| What you are asked to do |
Write every entry out again exactly, please, and skip the pictures.
>> BEGIN
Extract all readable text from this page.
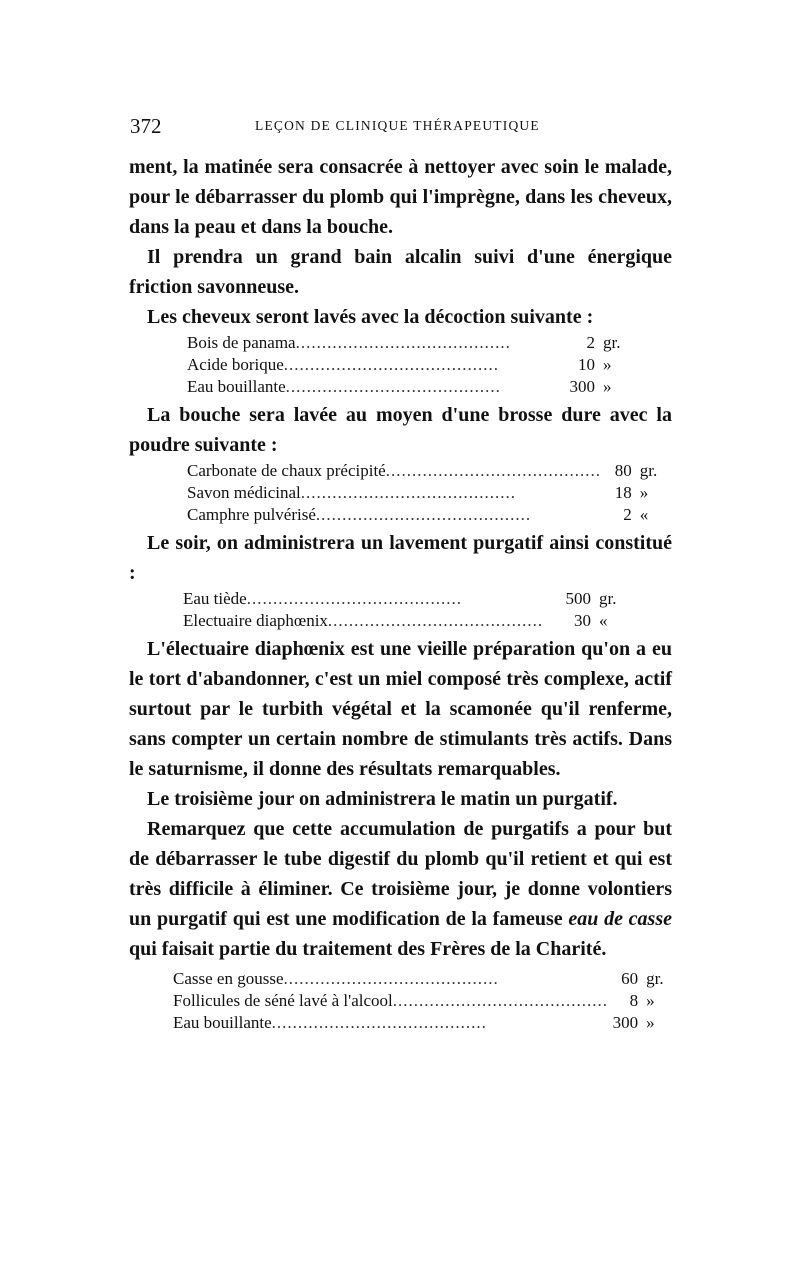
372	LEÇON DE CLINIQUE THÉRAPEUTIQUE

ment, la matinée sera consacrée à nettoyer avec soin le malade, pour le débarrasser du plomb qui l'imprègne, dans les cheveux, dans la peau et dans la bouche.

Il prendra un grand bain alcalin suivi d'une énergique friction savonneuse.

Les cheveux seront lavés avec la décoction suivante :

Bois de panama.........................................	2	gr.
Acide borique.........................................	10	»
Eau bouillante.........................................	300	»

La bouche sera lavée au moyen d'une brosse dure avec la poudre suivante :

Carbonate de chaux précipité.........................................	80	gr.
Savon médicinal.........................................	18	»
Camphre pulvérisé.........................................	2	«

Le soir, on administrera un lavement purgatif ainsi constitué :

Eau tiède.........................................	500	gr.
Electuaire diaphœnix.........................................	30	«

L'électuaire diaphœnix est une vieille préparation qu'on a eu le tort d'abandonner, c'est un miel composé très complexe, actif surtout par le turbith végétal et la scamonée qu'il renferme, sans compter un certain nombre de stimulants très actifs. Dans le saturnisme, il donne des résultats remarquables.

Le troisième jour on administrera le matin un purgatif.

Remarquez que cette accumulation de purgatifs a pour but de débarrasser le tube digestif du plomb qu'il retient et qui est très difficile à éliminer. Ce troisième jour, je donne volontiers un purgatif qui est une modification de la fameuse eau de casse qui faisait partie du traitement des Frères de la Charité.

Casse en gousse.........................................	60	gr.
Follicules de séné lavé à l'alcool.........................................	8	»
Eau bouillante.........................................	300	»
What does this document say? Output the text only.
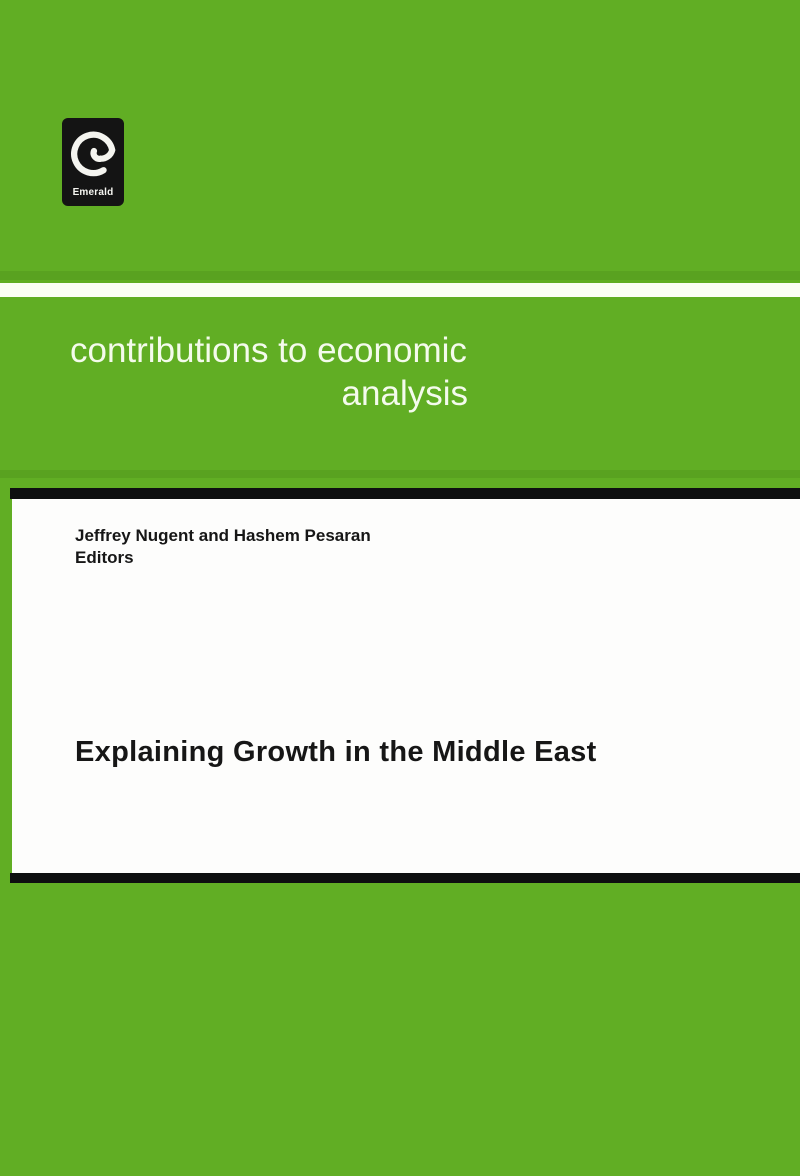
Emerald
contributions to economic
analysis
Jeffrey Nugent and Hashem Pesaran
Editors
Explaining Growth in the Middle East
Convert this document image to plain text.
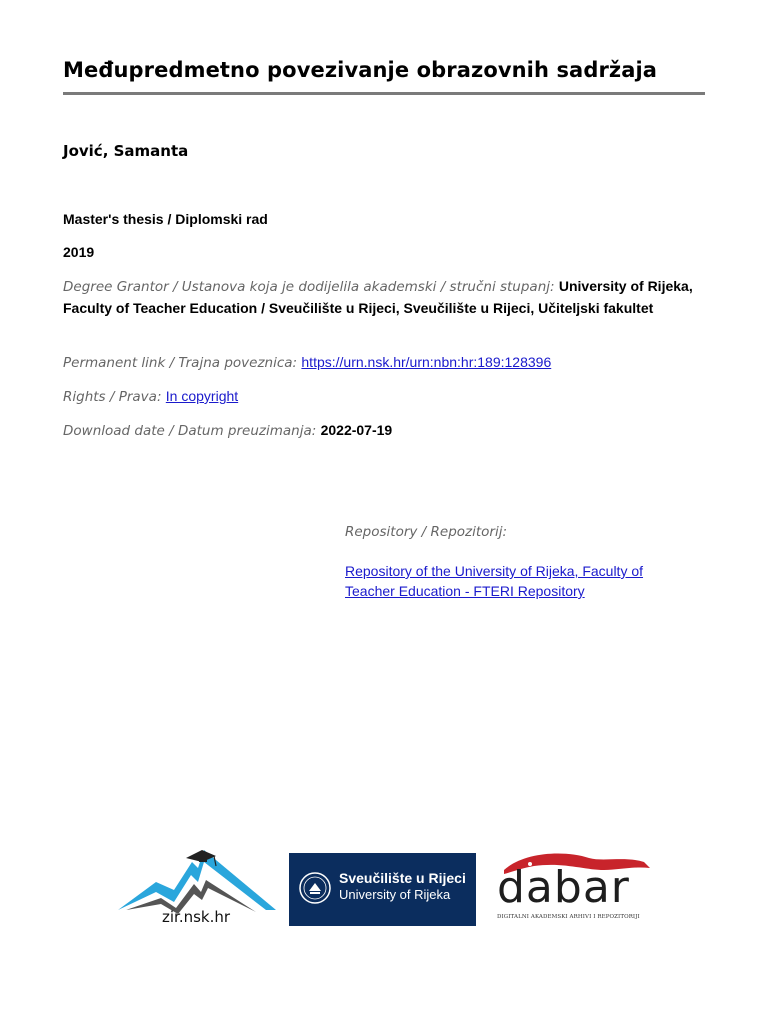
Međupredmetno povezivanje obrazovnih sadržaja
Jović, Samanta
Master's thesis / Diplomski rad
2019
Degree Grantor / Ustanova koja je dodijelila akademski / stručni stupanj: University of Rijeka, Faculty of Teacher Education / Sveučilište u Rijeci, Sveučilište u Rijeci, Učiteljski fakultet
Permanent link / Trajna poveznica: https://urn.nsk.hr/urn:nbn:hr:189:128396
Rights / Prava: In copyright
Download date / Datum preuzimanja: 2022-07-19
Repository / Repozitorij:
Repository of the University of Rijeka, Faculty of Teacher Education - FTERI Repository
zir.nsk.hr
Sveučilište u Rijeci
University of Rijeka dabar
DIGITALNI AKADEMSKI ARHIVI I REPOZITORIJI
>> END
| Answer to this exercise |
Extract all readable text from this page.
372	LEÇON DE CLINIQUE THÉRAPEUTIQUE

ment, la matinée sera consacrée à nettoyer avec soin le malade, pour le débarrasser du plomb qui l'imprègne, dans les cheveux, dans la peau et dans la bouche.

Il prendra un grand bain alcalin suivi d'une énergique friction savonneuse.

Les cheveux seront lavés avec la décoction suivante :

Bois de panama.........................................	2	gr.
Acide borique.........................................	10	»
Eau bouillante.........................................	300	»

La bouche sera lavée au moyen d'une brosse dure avec la poudre suivante :

Carbonate de chaux précipité.........................................	80	gr.
Savon médicinal.........................................	18	»
Camphre pulvérisé.........................................	2	«

Le soir, on administrera un lavement purgatif ainsi constitué :

Eau tiède.........................................	500	gr.
Electuaire diaphœnix.........................................	30	«

L'électuaire diaphœnix est une vieille préparation qu'on a eu le tort d'abandonner, c'est un miel composé très complexe, actif surtout par le turbith végétal et la scamonée qu'il renferme, sans compter un certain nombre de stimulants très actifs. Dans le saturnisme, il donne des résultats remarquables.

Le troisième jour on administrera le matin un purgatif.

Remarquez que cette accumulation de purgatifs a pour but de débarrasser le tube digestif du plomb qu'il retient et qui est très difficile à éliminer. Ce troisième jour, je donne volontiers un purgatif qui est une modification de la fameuse eau de casse qui faisait partie du traitement des Frères de la Charité.

Casse en gousse.........................................	60	gr.
Follicules de séné lavé à l'alcool.........................................	8	»
Eau bouillante.........................................	300	»
What does this document say? Output the text only.
Emerald
contributions to economic
analysis
Jeffrey Nugent and Hashem Pesaran
Editors
Explaining Growth in the Middle East
Convert this document image to plain text.
Međupredmetno povezivanje obrazovnih sadržaja
Jović, Samanta
Master's thesis / Diplomski rad
2019
Degree Grantor / Ustanova koja je dodijelila akademski / stručni stupanj: University of Rijeka, Faculty of Teacher Education / Sveučilište u Rijeci, Sveučilište u Rijeci, Učiteljski fakultet
Permanent link / Trajna poveznica: https://urn.nsk.hr/urn:nbn:hr:189:128396
Rights / Prava: In copyright
Download date / Datum preuzimanja: 2022-07-19
Repository / Repozitorij:
Repository of the University of Rijeka, Faculty of Teacher Education - FTERI Repository
zir.nsk.hr
Sveučilište u Rijeci
University of Rijeka dabar
DIGITALNI AKADEMSKI ARHIVI I REPOZITORIJI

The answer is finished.